> [Data provided]:
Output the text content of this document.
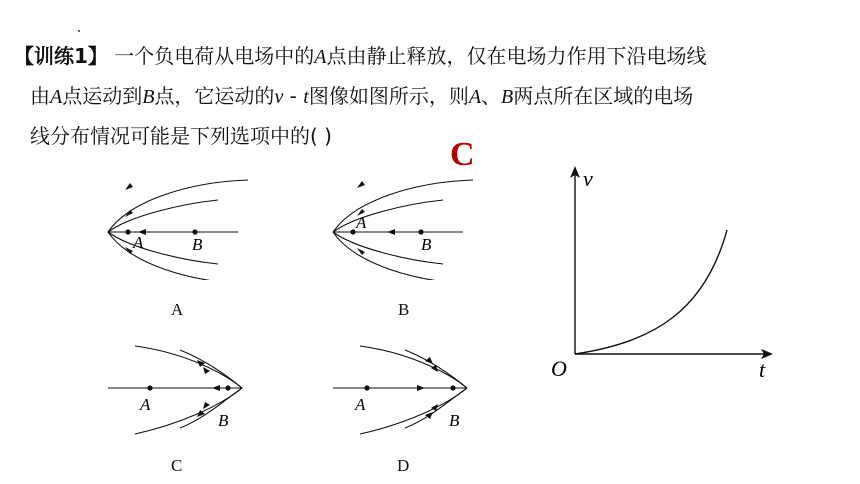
【训练1】 一个负电荷从电场中的A点由静止释放，仅在电场力作用下沿电场线
由A点运动到B点，它运动的v - t图像如图所示，则A、B两点所在区域的电场
线分布情况可能是下列选项中的( )	C
A	B
A
A
B
B
A
B
C
A
B
D
v
t
O
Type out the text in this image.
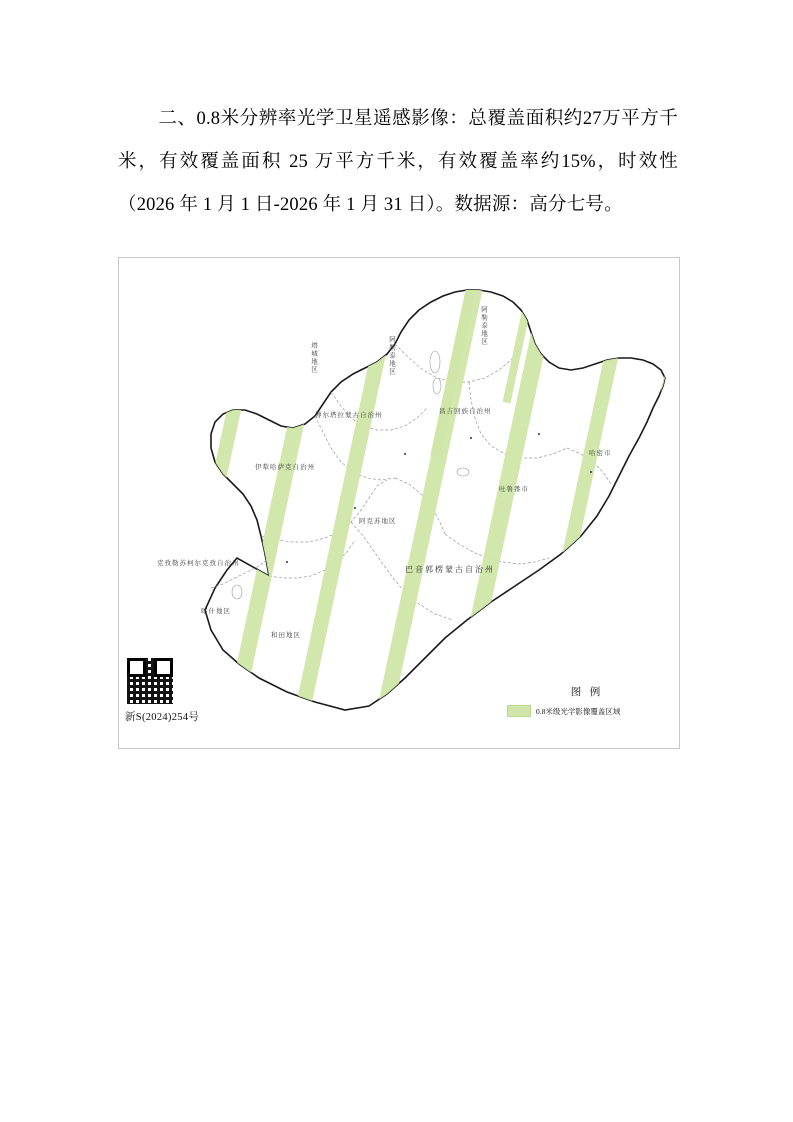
二、0.8米分辨率光学卫星遥感影像：总覆盖面积约27万平方千米，有效覆盖面积 25 万平方千米，有效覆盖率约15%，时效性（2026 年 1 月 1 日-2026 年 1 月 31 日）。数据源：高分七号。
阿勒泰地区
塔城地区
阿勒泰地区
昌吉回族自治州
哈密市
吐鲁番市
阿克苏地区
巴音郭楞蒙古自治州
博尔塔拉蒙古自治州
伊犁哈萨克自治州
克孜勒苏柯尔克孜自治州
喀什地区
和田地区
新S(2024)254号
图 例
0.8米级光学影像覆盖区域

> [Exercise requirements]: Except for the pictures, copy the material above exactly.

> [Output of the task]:
Output the text content of this document.
【训练1】 一个负电荷从电场中的A点由静止释放，仅在电场力作用下沿电场线
由A点运动到B点，它运动的v - t图像如图所示，则A、B两点所在区域的电场
线分布情况可能是下列选项中的( )	C
A	B
A
A
B
B
A
B
C
A
B
D
v
t
O
Type out the text in this image.
二、0.8米分辨率光学卫星遥感影像：总覆盖面积约27万平方千米，有效覆盖面积 25 万平方千米，有效覆盖率约15%，时效性（2026 年 1 月 1 日-2026 年 1 月 31 日）。数据源：高分七号。
阿勒泰地区
塔城地区
阿勒泰地区
昌吉回族自治州
哈密市
吐鲁番市
阿克苏地区
巴音郭楞蒙古自治州
博尔塔拉蒙古自治州
伊犁哈萨克自治州
克孜勒苏柯尔克孜自治州
喀什地区
和田地区
新S(2024)254号
图 例
0.8米级光学影像覆盖区域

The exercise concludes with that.